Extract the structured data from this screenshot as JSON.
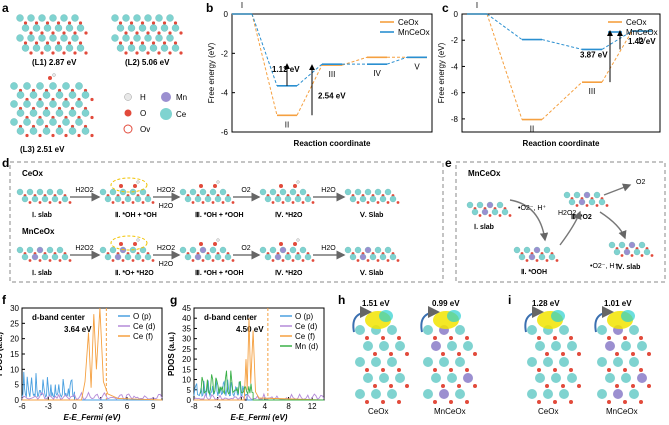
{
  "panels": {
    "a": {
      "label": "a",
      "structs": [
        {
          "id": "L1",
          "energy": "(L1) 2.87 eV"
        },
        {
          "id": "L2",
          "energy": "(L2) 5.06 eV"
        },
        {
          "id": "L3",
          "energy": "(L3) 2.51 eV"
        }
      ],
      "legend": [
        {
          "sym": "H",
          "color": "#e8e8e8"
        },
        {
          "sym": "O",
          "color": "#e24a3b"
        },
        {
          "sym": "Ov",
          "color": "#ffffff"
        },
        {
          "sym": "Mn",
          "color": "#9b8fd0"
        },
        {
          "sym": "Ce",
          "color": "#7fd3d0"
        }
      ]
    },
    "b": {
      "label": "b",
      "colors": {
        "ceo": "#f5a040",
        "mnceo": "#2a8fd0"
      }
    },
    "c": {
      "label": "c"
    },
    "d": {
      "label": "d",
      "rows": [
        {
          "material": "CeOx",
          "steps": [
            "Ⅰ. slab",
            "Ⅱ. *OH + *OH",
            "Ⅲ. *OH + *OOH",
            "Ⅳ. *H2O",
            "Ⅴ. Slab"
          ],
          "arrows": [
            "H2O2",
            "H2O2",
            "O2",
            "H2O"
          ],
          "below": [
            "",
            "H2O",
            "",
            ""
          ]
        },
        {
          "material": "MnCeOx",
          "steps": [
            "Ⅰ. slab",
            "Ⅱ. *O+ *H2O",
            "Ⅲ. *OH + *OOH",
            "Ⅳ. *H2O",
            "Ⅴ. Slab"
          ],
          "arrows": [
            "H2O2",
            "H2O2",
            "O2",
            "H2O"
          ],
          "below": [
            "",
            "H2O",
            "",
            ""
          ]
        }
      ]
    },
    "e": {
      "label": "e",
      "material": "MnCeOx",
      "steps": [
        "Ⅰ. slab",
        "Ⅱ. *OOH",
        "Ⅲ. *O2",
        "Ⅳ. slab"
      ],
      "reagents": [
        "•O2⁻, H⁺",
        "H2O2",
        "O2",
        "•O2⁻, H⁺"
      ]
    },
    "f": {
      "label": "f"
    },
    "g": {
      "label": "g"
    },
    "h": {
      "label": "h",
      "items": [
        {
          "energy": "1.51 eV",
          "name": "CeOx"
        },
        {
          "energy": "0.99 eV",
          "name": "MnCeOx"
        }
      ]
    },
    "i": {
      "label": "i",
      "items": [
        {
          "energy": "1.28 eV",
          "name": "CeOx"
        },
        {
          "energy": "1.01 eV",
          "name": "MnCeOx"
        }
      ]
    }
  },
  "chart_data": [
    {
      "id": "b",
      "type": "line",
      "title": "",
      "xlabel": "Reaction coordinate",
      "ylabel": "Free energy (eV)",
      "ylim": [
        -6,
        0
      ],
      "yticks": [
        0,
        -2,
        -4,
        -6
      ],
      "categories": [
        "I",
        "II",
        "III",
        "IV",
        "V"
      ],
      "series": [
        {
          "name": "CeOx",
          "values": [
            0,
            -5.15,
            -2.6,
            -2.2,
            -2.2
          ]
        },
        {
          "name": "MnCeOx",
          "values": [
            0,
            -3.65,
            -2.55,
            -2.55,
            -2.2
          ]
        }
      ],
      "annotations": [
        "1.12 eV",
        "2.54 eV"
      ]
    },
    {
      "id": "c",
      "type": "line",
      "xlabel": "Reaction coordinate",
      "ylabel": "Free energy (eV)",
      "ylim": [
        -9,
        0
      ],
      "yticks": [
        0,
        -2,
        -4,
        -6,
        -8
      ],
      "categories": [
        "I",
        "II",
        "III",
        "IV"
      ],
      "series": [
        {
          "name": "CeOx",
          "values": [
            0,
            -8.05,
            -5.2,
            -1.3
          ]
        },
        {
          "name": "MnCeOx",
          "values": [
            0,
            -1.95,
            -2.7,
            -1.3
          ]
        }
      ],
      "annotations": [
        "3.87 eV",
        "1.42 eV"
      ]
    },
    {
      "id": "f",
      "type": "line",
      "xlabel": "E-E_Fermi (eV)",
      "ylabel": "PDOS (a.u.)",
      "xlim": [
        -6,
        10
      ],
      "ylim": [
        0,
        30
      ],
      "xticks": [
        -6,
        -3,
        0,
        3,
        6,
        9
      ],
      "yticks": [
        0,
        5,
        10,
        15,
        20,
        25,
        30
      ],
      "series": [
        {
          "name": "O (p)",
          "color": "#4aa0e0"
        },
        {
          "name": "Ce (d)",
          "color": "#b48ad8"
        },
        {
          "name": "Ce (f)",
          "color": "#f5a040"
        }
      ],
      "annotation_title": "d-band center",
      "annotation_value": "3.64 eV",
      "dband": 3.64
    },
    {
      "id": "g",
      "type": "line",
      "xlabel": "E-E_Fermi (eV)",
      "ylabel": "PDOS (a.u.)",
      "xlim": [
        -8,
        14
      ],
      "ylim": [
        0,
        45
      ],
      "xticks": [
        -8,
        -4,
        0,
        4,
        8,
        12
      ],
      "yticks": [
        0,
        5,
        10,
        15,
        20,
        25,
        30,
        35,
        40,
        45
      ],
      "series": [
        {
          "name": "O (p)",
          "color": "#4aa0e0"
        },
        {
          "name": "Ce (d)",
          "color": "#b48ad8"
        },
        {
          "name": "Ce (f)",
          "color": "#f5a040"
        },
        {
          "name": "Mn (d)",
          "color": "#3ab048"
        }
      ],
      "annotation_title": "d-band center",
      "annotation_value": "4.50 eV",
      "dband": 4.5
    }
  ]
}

* * *

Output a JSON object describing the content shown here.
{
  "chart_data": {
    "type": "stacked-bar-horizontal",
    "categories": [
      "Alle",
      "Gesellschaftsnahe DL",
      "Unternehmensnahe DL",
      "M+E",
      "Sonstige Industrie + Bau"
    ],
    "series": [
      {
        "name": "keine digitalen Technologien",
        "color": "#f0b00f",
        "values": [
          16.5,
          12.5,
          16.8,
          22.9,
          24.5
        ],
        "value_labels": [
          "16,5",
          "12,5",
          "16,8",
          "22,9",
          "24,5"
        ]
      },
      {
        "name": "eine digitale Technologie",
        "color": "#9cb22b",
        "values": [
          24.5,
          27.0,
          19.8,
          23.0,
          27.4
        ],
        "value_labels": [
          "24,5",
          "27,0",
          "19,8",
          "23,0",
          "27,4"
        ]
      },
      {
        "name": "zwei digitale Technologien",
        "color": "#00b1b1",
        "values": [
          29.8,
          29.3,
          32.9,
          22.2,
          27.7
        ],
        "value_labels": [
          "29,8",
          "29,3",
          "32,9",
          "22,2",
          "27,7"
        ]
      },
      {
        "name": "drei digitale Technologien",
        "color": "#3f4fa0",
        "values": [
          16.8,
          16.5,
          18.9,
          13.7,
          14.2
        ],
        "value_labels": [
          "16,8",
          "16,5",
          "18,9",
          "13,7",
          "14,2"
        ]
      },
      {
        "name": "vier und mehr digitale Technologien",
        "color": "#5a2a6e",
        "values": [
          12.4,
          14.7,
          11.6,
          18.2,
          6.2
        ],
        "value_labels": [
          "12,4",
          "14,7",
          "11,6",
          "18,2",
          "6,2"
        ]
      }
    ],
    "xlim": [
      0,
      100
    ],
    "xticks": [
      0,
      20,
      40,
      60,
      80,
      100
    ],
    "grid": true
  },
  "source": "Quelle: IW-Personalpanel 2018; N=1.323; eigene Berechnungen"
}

* * *

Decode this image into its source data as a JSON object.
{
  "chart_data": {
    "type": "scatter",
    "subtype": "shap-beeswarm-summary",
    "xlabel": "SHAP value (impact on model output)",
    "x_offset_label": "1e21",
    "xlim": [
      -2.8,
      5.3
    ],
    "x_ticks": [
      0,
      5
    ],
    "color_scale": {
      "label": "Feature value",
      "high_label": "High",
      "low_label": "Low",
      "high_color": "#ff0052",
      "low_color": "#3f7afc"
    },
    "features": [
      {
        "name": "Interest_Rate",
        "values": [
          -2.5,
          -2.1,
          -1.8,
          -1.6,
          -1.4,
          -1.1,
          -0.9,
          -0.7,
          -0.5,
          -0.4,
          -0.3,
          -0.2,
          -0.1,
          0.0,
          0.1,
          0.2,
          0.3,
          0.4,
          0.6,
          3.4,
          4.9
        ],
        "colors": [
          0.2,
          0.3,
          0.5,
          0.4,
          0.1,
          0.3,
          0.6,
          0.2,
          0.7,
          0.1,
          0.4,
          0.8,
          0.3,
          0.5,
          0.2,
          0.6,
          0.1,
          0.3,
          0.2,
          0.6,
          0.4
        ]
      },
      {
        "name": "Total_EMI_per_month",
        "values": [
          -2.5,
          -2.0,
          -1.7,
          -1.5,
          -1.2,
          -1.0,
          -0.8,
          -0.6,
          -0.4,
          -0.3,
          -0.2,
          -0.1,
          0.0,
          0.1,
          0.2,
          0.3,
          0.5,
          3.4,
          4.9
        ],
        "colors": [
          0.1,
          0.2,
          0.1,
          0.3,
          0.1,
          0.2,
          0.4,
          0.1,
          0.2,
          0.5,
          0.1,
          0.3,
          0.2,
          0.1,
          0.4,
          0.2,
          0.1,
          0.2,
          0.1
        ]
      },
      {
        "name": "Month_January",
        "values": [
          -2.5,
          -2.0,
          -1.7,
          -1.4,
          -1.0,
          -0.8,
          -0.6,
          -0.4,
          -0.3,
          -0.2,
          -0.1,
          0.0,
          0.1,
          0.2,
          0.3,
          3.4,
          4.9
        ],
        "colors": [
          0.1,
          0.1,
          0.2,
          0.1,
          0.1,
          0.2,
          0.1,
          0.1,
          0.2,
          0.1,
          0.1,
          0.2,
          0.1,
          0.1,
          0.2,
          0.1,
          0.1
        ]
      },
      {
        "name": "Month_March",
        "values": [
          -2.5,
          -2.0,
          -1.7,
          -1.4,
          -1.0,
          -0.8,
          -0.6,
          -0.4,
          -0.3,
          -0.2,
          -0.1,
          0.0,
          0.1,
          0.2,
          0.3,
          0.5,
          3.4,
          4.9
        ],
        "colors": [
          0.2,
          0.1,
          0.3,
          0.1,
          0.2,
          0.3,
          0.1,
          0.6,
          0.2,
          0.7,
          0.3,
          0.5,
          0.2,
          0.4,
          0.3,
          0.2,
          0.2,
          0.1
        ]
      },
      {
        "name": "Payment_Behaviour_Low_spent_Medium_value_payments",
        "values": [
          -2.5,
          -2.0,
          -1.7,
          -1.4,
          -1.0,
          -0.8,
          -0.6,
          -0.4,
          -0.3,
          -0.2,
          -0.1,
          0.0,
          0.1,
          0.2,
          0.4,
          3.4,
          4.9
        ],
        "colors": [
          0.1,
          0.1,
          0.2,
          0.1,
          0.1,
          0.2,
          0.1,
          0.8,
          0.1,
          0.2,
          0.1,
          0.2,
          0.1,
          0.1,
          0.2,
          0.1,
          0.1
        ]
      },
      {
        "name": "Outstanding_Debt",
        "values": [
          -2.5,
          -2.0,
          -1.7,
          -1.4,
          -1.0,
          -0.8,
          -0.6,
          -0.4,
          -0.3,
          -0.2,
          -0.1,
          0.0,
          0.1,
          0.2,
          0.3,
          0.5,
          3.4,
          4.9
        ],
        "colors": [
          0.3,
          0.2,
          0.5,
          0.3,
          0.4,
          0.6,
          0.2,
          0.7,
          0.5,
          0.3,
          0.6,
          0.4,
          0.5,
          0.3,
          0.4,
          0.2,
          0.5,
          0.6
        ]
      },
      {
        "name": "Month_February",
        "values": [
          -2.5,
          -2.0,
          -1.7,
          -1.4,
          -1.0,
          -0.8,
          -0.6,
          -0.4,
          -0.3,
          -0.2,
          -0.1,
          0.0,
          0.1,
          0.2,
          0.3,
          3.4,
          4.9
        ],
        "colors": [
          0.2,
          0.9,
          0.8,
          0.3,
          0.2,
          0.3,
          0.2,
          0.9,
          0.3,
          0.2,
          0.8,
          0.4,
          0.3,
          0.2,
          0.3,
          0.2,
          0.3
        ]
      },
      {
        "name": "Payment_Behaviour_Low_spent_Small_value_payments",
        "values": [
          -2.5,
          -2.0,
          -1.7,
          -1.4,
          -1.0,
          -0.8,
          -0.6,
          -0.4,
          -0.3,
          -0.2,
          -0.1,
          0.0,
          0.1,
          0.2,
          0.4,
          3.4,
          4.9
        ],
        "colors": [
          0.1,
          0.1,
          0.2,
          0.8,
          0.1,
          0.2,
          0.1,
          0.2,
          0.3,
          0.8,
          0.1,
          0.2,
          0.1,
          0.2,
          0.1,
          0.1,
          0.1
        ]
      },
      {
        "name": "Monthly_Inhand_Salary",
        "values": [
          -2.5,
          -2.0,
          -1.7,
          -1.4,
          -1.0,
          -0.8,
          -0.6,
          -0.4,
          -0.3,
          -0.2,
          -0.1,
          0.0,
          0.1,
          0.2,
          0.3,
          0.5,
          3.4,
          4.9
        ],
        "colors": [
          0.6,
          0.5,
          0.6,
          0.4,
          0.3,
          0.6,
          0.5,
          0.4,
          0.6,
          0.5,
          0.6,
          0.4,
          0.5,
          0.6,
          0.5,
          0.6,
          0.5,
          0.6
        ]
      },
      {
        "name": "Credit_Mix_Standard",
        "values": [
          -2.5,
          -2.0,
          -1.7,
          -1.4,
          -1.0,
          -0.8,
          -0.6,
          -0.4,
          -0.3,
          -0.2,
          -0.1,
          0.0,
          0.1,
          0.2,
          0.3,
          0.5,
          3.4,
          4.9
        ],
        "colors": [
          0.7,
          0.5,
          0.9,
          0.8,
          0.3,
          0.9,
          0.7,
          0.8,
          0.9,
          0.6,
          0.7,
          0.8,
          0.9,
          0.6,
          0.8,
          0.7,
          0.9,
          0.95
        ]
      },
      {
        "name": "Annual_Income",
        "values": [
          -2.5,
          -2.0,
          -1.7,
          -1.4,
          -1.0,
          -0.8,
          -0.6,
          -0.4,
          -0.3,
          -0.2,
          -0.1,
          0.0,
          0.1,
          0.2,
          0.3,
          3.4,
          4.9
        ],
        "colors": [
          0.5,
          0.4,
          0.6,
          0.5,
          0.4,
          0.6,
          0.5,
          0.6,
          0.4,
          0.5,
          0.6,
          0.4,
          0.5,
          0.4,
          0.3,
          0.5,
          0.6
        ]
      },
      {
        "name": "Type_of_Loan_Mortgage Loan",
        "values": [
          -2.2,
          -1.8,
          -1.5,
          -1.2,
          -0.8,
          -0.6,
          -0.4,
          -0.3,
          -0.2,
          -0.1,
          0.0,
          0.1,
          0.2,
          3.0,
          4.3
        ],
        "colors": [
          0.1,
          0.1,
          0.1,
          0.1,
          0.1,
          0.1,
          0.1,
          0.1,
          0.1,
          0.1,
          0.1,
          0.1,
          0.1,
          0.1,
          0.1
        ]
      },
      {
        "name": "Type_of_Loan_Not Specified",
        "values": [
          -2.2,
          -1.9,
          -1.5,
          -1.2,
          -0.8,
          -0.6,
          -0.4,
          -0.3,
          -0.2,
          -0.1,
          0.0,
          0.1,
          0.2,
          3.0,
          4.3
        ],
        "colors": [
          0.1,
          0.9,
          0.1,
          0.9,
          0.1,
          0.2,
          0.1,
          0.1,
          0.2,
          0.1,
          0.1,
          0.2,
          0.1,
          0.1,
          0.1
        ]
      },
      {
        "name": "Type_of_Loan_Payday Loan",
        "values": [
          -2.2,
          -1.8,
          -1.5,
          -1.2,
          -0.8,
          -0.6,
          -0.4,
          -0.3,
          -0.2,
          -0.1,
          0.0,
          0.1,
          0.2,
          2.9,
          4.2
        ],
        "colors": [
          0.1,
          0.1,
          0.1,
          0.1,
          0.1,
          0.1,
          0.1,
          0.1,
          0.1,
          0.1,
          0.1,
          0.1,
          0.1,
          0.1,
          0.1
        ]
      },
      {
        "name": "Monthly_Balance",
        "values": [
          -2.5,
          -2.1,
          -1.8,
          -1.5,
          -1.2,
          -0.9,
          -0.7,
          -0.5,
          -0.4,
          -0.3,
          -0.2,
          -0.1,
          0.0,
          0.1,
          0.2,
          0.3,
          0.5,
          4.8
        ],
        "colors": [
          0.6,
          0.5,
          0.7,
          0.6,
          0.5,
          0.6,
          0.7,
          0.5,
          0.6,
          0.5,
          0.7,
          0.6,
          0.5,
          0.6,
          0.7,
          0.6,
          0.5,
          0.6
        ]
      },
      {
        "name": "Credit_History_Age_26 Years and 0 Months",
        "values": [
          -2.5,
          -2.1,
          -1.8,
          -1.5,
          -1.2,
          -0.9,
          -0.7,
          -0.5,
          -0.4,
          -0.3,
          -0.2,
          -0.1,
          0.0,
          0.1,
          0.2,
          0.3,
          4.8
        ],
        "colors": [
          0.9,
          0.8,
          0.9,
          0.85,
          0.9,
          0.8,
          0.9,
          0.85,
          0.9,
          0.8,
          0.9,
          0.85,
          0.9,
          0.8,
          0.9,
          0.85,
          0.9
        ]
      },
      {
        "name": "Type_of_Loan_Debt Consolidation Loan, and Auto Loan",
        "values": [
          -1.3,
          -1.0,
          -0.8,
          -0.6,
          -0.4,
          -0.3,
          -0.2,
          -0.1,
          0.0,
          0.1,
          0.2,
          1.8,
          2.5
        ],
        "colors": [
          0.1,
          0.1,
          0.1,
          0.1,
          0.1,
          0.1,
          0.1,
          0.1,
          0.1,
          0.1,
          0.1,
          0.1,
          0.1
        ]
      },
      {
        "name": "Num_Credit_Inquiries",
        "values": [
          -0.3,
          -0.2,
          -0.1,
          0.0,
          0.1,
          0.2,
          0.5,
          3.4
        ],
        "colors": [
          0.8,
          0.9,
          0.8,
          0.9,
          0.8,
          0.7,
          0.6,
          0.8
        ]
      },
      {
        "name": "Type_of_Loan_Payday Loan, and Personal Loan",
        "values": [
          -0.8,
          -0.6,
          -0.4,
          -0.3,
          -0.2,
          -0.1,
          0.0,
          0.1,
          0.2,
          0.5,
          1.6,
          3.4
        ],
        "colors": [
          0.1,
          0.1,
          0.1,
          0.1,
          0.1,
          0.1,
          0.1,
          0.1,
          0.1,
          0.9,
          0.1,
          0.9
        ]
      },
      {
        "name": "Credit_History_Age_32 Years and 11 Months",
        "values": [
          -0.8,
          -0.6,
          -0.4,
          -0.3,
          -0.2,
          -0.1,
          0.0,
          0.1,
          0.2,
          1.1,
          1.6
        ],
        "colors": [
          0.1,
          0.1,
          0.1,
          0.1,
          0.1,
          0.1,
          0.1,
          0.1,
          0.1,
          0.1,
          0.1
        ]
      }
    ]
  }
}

What you have to do: Pull out each line of the listing that holds the string "Months".

Answer:
        "name": "Credit_History_Age_26 Years and 0 Months",
        "name": "Credit_History_Age_32 Years and 11 Months",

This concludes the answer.